TASK TO CARRY OUT: Which lines in the material below contain the word "JSON"? Copy each of them.

EXTRACTED INFORMATION:
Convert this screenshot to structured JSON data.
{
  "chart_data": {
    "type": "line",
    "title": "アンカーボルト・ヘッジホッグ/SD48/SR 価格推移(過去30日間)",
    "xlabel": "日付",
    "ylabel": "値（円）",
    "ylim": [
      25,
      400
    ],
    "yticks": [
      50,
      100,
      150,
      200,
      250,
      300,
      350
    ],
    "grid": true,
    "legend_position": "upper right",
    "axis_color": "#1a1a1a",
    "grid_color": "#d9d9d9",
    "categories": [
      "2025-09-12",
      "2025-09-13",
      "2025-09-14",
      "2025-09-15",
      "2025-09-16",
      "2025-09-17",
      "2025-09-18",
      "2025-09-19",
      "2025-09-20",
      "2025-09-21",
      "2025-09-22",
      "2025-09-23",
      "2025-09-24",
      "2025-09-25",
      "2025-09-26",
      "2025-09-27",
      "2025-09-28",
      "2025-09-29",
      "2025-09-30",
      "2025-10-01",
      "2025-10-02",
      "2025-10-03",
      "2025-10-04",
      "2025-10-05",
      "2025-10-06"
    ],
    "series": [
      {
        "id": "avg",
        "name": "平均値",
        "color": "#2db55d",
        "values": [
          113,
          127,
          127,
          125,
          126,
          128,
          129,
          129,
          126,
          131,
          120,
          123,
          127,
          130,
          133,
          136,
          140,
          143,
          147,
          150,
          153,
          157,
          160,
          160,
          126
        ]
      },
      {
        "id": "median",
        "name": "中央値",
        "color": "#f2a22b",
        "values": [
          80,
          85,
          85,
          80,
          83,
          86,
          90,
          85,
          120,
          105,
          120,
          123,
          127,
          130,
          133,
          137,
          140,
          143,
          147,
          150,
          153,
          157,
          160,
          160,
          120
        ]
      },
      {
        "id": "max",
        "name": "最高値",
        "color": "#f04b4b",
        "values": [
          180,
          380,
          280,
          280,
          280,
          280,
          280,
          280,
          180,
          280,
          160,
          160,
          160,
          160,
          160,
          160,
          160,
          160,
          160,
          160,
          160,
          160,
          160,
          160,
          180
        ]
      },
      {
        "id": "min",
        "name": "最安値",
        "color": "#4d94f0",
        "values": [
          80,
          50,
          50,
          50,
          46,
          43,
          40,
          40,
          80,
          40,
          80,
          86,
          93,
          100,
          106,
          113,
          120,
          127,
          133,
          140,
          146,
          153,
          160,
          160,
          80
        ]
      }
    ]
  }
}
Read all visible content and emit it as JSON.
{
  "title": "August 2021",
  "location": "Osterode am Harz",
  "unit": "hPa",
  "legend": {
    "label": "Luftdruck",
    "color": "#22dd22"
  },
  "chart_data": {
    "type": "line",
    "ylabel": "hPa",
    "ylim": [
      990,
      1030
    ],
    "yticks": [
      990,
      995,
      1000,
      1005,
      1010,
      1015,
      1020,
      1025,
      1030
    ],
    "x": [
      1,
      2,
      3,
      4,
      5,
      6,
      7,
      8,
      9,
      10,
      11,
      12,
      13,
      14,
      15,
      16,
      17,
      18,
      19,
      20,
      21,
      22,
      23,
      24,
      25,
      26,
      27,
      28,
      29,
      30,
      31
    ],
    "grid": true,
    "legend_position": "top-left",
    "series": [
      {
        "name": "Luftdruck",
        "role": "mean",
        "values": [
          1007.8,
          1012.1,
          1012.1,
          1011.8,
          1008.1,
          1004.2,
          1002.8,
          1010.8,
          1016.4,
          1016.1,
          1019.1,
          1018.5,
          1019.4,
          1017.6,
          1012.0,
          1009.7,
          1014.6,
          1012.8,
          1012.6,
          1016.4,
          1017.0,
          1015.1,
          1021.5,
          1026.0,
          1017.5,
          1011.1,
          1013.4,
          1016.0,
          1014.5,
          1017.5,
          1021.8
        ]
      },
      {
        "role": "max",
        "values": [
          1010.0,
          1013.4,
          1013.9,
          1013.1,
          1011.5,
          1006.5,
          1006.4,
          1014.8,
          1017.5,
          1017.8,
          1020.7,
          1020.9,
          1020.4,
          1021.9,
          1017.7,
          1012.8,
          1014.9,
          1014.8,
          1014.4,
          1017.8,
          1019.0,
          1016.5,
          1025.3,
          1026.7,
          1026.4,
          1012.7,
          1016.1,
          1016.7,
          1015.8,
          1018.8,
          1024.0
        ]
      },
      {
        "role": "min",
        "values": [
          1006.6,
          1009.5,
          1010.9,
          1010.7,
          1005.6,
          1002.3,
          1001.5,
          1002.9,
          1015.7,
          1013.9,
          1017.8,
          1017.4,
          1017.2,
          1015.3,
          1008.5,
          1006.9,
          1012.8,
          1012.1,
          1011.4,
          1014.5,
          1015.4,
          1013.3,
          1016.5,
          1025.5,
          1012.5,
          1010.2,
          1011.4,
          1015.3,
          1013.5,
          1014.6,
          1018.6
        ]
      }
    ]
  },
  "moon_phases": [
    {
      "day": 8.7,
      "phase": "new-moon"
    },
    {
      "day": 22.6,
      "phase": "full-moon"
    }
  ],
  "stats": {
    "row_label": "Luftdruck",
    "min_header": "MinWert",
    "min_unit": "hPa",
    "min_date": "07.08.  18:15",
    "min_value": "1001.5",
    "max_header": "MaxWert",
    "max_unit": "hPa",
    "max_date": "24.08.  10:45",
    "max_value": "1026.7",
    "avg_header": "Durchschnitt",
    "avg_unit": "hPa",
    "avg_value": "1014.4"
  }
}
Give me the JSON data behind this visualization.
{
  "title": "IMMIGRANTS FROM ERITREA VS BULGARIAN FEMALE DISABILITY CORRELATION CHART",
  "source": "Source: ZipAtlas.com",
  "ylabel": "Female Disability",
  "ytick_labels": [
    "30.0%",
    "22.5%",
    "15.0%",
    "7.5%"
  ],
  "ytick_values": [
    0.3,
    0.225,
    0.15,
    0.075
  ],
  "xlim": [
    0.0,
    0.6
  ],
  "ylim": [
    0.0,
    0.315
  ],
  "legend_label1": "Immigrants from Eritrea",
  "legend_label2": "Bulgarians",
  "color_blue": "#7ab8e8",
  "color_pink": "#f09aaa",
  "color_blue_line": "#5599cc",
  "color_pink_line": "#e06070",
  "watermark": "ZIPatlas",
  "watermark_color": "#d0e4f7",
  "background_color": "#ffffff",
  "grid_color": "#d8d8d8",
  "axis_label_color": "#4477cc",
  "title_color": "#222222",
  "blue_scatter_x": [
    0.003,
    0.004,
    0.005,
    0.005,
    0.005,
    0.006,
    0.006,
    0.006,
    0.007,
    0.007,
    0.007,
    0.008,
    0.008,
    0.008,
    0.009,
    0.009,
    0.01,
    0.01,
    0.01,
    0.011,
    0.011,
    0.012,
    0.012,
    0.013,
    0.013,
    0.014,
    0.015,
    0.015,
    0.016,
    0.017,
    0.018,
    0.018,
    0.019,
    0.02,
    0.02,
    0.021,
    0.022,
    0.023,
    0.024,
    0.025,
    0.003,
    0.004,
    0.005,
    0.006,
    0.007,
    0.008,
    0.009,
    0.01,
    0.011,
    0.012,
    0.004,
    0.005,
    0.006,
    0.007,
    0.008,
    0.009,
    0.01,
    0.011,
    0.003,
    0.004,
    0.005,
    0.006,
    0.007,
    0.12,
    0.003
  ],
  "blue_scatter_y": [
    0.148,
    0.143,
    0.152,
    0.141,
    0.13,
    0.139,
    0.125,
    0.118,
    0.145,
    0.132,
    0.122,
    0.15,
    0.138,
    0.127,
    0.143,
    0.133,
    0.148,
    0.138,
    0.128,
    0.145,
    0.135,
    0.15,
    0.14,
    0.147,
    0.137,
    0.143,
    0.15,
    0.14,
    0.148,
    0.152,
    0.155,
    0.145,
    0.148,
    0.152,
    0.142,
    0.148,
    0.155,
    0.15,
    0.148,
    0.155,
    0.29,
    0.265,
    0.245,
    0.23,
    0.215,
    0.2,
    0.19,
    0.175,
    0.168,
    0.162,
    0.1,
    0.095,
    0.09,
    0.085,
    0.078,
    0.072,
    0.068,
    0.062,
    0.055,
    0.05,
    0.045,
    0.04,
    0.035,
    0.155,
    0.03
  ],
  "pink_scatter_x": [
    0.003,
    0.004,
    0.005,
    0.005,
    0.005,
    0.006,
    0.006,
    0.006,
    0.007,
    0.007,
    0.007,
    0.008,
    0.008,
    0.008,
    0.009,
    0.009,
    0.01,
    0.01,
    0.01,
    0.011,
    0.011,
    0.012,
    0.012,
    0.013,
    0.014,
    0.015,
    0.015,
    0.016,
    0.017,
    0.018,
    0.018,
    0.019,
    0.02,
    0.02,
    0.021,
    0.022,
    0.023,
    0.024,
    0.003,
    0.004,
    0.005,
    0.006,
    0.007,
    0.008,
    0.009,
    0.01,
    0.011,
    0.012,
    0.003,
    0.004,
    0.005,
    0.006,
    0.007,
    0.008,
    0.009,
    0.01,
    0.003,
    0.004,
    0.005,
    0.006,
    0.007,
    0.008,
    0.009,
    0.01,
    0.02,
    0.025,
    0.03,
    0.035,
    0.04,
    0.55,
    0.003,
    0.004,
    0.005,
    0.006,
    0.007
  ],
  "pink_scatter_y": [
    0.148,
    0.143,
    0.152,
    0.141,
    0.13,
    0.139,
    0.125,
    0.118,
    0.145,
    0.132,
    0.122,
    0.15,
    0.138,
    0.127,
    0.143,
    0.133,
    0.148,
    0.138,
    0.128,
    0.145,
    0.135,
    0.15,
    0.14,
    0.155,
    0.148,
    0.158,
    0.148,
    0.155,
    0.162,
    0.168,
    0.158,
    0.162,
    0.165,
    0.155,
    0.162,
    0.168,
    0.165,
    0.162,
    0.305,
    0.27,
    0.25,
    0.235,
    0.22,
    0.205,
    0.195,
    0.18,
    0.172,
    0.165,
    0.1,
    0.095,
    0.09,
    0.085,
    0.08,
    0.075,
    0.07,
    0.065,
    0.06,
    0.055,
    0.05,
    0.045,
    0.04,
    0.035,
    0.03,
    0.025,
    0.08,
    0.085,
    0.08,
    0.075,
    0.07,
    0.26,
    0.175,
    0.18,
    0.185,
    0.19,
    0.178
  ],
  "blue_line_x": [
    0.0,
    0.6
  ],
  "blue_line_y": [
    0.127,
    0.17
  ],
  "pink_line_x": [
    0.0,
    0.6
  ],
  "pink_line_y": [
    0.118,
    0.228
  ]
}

REPLY:
Convert this screenshot to structured JSON data.
Read all visible content and emit it as JSON.
Give me the JSON data behind this visualization.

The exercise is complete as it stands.